Pull every line holding the string "Cusco" from the records below.

▶ _Collected data entries_:

....................

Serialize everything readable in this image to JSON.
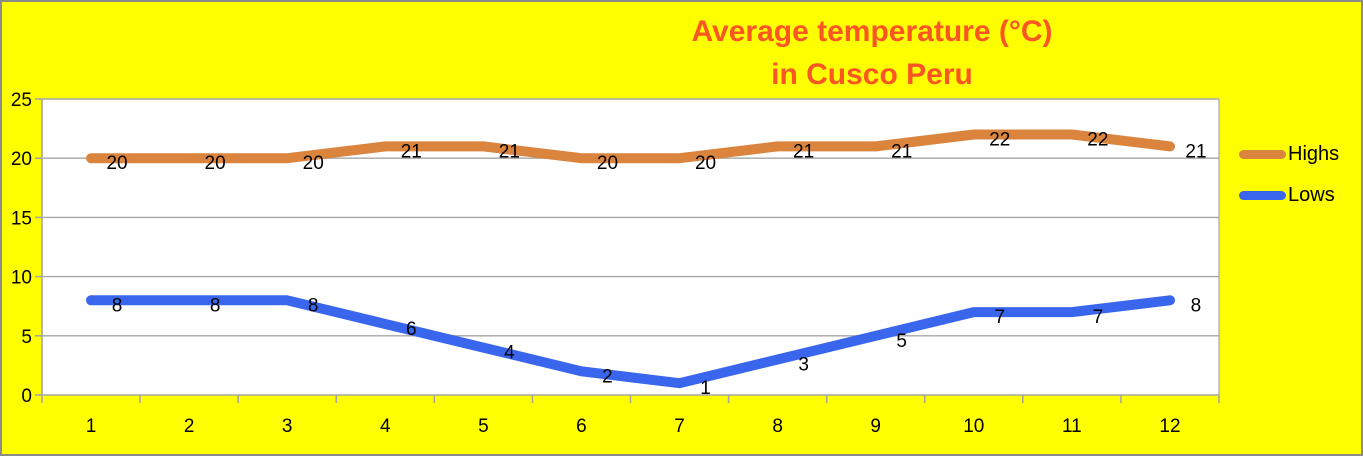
{
  "chart_data": {
    "type": "line",
    "title_lines": [
      "Average temperature (°C)",
      "in Cusco Peru"
    ],
    "title": "Average temperature (°C) in Cusco Peru",
    "categories": [
      "1",
      "2",
      "3",
      "4",
      "5",
      "6",
      "7",
      "8",
      "9",
      "10",
      "11",
      "12"
    ],
    "series": [
      {
        "name": "Highs",
        "color": "#DB843D",
        "values": [
          20,
          20,
          20,
          21,
          21,
          20,
          20,
          21,
          21,
          22,
          22,
          21
        ]
      },
      {
        "name": "Lows",
        "color": "#3A66ED",
        "values": [
          8,
          8,
          8,
          6,
          4,
          2,
          1,
          3,
          5,
          7,
          7,
          8
        ]
      }
    ],
    "yticks": [
      0,
      5,
      10,
      15,
      20,
      25
    ],
    "ylim": [
      0,
      25
    ],
    "xlabel": "",
    "ylabel": "",
    "grid": true,
    "data_labels": true,
    "legend_position": "right"
  },
  "colors": {
    "background": "#FFFF00",
    "frame_border": "#8C8C8C",
    "title": "#FA5523",
    "plot_background": "#FFFFFF",
    "gridline": "#A6A6A6",
    "axis_line": "#A6A6A6",
    "tick_label": "#000000",
    "data_label": "#000000",
    "legend_text": "#000000"
  }
}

....................

▶ _Output for this task_:
      "in Cusco Peru"
    "title": "Average temperature (°C) in Cusco Peru",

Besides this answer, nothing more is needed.